◆ **EXTRACTED MATERIAL**
____________________

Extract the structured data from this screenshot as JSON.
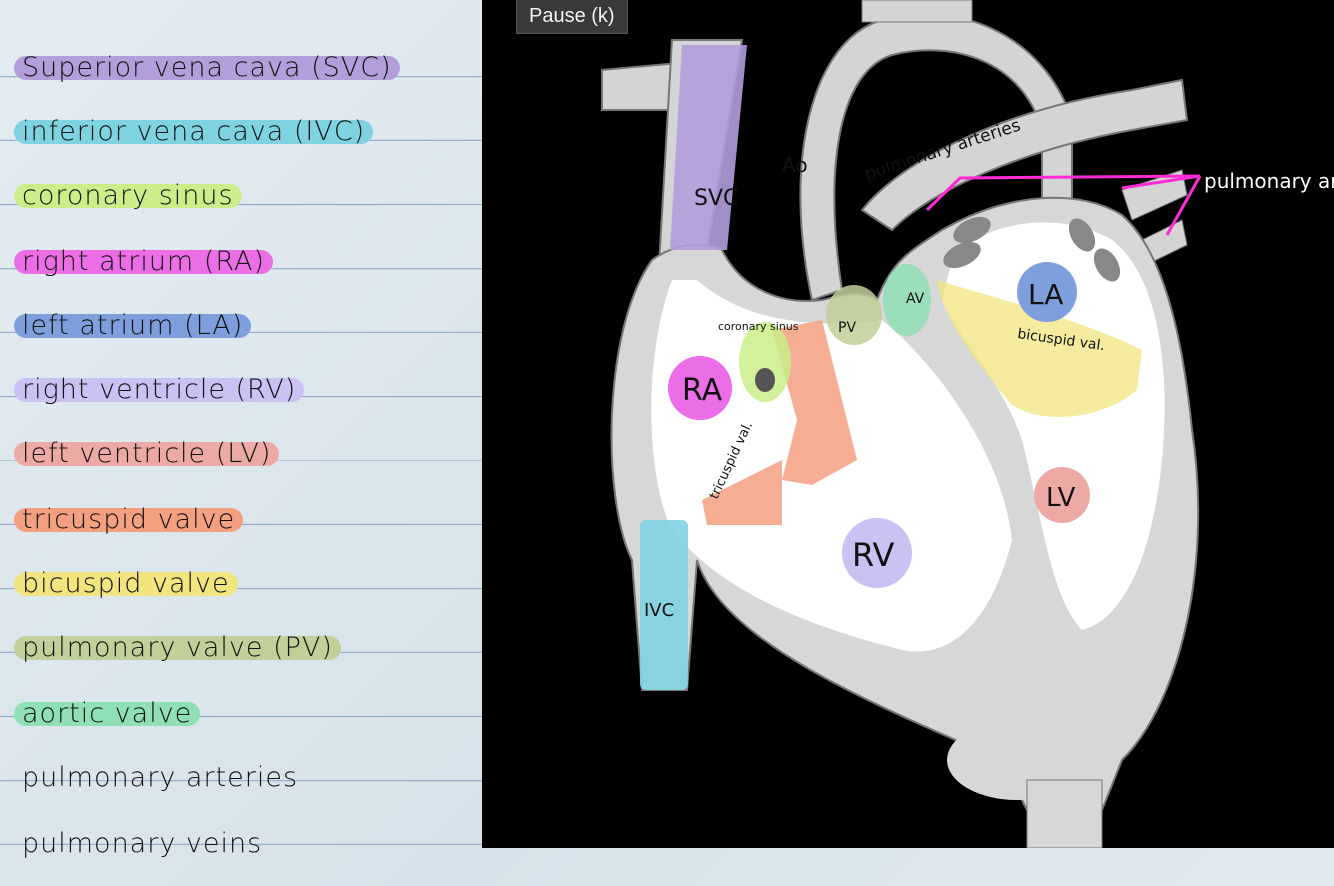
{
  "pause_button": {
    "label": "Pause (k)"
  },
  "legend": [
    {
      "text": "Superior vena cava (SVC)",
      "color": "#b39ddb"
    },
    {
      "text": "inferior vena cava (IVC)",
      "color": "#7fd3e0"
    },
    {
      "text": "coronary sinus",
      "color": "#c9ee8a"
    },
    {
      "text": "right atrium (RA)",
      "color": "#ec6ee6"
    },
    {
      "text": "left atrium (LA)",
      "color": "#7f9fdc"
    },
    {
      "text": "right ventricle (RV)",
      "color": "#c9c2f2"
    },
    {
      "text": "left ventricle (LV)",
      "color": "#eda9a4"
    },
    {
      "text": "tricuspid valve",
      "color": "#f3a080"
    },
    {
      "text": "bicuspid valve",
      "color": "#f2e47e"
    },
    {
      "text": "pulmonary valve (PV)",
      "color": "#c1cf98"
    },
    {
      "text": "aortic valve",
      "color": "#8fe0b4"
    },
    {
      "text": "pulmonary arteries",
      "color": ""
    },
    {
      "text": "pulmonary veins",
      "color": ""
    }
  ],
  "diagram": {
    "labels": {
      "svc": "SVC",
      "ivc": "IVC",
      "ao": "Ao",
      "pulmonary_arteries": "pulmonary arteries",
      "pulmonary_arteries_right": "pulmonary arteries",
      "coronary_sinus": "coronary sinus",
      "ra": "RA",
      "la": "LA",
      "rv": "RV",
      "lv": "LV",
      "pv": "PV",
      "av": "AV",
      "bicuspid": "bicuspid val.",
      "tricuspid": "tricuspid val."
    },
    "colors": {
      "svc": "#b39ddb",
      "ivc": "#7fd3e0",
      "ra": "#ec6ee6",
      "la": "#7f9fdc",
      "rv": "#c9c2f2",
      "lv": "#eda9a4",
      "tricuspid": "#f3a080",
      "bicuspid": "#f2e47e",
      "pv": "#c1cf98",
      "av": "#8fe0b4",
      "coronary_sinus": "#c9ee8a",
      "arrow": "#ff2bd6"
    }
  }
}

____________________

◆ **REQUIRED TASK**
Output every entry word for word, but omit the pictures.

◆ **PROBLEM SOLUTION**
Extract the structured data from this screenshot as JSON.
{
  "pause_button": {
    "label": "Pause (k)"
  },
  "legend": [
    {
      "text": "Superior vena cava (SVC)",
      "color": "#b39ddb"
    },
    {
      "text": "inferior vena cava (IVC)",
      "color": "#7fd3e0"
    },
    {
      "text": "coronary sinus",
      "color": "#c9ee8a"
    },
    {
      "text": "right atrium (RA)",
      "color": "#ec6ee6"
    },
    {
      "text": "left atrium (LA)",
      "color": "#7f9fdc"
    },
    {
      "text": "right ventricle (RV)",
      "color": "#c9c2f2"
    },
    {
      "text": "left ventricle (LV)",
      "color": "#eda9a4"
    },
    {
      "text": "tricuspid valve",
      "color": "#f3a080"
    },
    {
      "text": "bicuspid valve",
      "color": "#f2e47e"
    },
    {
      "text": "pulmonary valve (PV)",
      "color": "#c1cf98"
    },
    {
      "text": "aortic valve",
      "color": "#8fe0b4"
    },
    {
      "text": "pulmonary arteries",
      "color": ""
    },
    {
      "text": "pulmonary veins",
      "color": ""
    }
  ],
  "diagram": {
    "labels": {
      "svc": "SVC",
      "ivc": "IVC",
      "ao": "Ao",
      "pulmonary_arteries": "pulmonary arteries",
      "pulmonary_arteries_right": "pulmonary arteries",
      "coronary_sinus": "coronary sinus",
      "ra": "RA",
      "la": "LA",
      "rv": "RV",
      "lv": "LV",
      "pv": "PV",
      "av": "AV",
      "bicuspid": "bicuspid val.",
      "tricuspid": "tricuspid val."
    },
    "colors": {
      "svc": "#b39ddb",
      "ivc": "#7fd3e0",
      "ra": "#ec6ee6",
      "la": "#7f9fdc",
      "rv": "#c9c2f2",
      "lv": "#eda9a4",
      "tricuspid": "#f3a080",
      "bicuspid": "#f2e47e",
      "pv": "#c1cf98",
      "av": "#8fe0b4",
      "coronary_sinus": "#c9ee8a",
      "arrow": "#ff2bd6"
    }
  }
}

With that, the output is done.